(Fragmento de lectura)

----------------------------------------

Edición Sunset
Septiembre 2025
Sitio web sobre cine clásico, jazz y los artistas del pasado.
Todos los meses, una nueva edición.

Mickey Rooney
Tiempo de celebrar a un artista que es la avasallante potencia del entretenimiento encapsulada: casi nueve décadas de carrera, más de 300 películas y un éxito de taquilla en la mejor época del cine de estudios. Mickey Rooney fue niño del vaudeville, estrella adolescente en MGM y sinónimo del espectáculo para varias generaciones de espectadores.
Hijo de una chorus girl y un vaudevillian, apareció en escena con menos de dos años y a los seis ya estaba en el cine, en una serie de cortos silentes en los que interpretaba a «Mickey McGuire». En 1935, fue Puck en A Midsummer Night’s Dream y pronto entró a MGM, donde lo esperaba la fama.
En el estudio del león se mimetizó con la figura del atolondrado Andy Hardy, a quien interpretó en catorce películas entre 1937 y 1946. Allí se volvió símbolo de la juventud norteamericana en una apuesta de historias para toda la familia que hizo Mayer. En la misma época, formó con Judy Garland una de las duplas más queridas de los musicales del estudio. Con ella protagonizó diez películas —incluidas algunas de la serie de Andy Hardy— como Babes in Arms (1939), Strike Up the Band (1940) y Girl Crazy (1943).

----------------------------------------

(Registros guardados)
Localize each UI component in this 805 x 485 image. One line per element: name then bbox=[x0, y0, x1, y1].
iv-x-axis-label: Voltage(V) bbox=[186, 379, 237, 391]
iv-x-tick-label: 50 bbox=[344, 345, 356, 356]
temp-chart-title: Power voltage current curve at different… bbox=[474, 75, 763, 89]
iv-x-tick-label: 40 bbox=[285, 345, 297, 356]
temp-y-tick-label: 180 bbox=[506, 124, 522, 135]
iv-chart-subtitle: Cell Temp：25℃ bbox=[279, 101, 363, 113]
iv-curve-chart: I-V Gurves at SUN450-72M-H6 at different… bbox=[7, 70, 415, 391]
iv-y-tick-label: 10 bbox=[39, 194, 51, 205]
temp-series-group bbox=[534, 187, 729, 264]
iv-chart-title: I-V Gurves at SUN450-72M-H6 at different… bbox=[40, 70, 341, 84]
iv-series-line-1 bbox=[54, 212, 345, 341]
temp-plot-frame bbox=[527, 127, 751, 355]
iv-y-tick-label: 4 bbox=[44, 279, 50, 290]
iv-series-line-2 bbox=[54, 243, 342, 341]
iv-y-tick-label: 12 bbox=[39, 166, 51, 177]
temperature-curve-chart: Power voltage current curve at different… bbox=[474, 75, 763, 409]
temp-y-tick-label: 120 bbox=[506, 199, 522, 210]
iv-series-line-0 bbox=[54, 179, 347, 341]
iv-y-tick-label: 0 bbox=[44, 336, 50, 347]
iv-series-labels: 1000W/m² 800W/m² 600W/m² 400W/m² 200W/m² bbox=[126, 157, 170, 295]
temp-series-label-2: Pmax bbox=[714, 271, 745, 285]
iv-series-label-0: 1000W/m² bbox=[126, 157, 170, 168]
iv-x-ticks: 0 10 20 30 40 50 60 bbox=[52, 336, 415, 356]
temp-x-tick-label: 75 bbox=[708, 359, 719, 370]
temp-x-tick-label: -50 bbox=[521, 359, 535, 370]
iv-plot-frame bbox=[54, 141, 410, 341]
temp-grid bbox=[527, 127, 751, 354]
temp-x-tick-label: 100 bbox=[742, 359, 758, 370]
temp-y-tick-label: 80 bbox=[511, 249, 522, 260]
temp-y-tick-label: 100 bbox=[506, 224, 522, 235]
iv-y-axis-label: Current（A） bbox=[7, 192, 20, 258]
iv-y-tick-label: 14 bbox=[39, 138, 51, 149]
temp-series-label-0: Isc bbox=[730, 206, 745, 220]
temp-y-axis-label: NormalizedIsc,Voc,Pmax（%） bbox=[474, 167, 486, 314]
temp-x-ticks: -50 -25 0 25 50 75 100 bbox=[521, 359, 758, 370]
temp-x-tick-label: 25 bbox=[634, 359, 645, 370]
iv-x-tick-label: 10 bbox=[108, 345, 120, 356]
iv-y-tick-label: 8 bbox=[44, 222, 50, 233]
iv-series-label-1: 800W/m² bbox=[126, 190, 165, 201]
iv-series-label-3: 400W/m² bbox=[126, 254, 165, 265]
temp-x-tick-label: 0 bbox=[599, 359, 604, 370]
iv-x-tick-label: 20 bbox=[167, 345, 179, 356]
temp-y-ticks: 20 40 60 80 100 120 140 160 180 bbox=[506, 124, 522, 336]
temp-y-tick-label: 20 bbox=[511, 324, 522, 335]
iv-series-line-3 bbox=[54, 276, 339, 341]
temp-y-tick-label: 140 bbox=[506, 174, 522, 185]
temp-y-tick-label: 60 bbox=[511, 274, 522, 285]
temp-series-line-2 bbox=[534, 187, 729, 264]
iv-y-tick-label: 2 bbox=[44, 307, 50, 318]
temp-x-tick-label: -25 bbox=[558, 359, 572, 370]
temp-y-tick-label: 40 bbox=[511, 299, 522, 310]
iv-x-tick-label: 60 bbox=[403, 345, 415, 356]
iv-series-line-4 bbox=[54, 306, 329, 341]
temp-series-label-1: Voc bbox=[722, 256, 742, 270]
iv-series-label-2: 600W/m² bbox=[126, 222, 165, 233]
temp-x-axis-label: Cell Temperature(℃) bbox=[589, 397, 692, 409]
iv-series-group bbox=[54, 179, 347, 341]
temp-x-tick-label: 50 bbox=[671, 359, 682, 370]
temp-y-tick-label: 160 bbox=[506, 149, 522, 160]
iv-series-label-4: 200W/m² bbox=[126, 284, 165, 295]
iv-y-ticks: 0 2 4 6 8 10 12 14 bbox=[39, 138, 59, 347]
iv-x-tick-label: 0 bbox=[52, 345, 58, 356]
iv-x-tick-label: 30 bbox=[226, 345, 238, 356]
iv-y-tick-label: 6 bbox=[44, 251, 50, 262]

----------------------------------------

(Tarea a realizar) Según el fragmento sobre Mickey Rooney, ¿en cuántas películas interpretó al personaje de Andy Hardy?

(Respuesta correcta) En catorce películas, entre 1937 y 1946.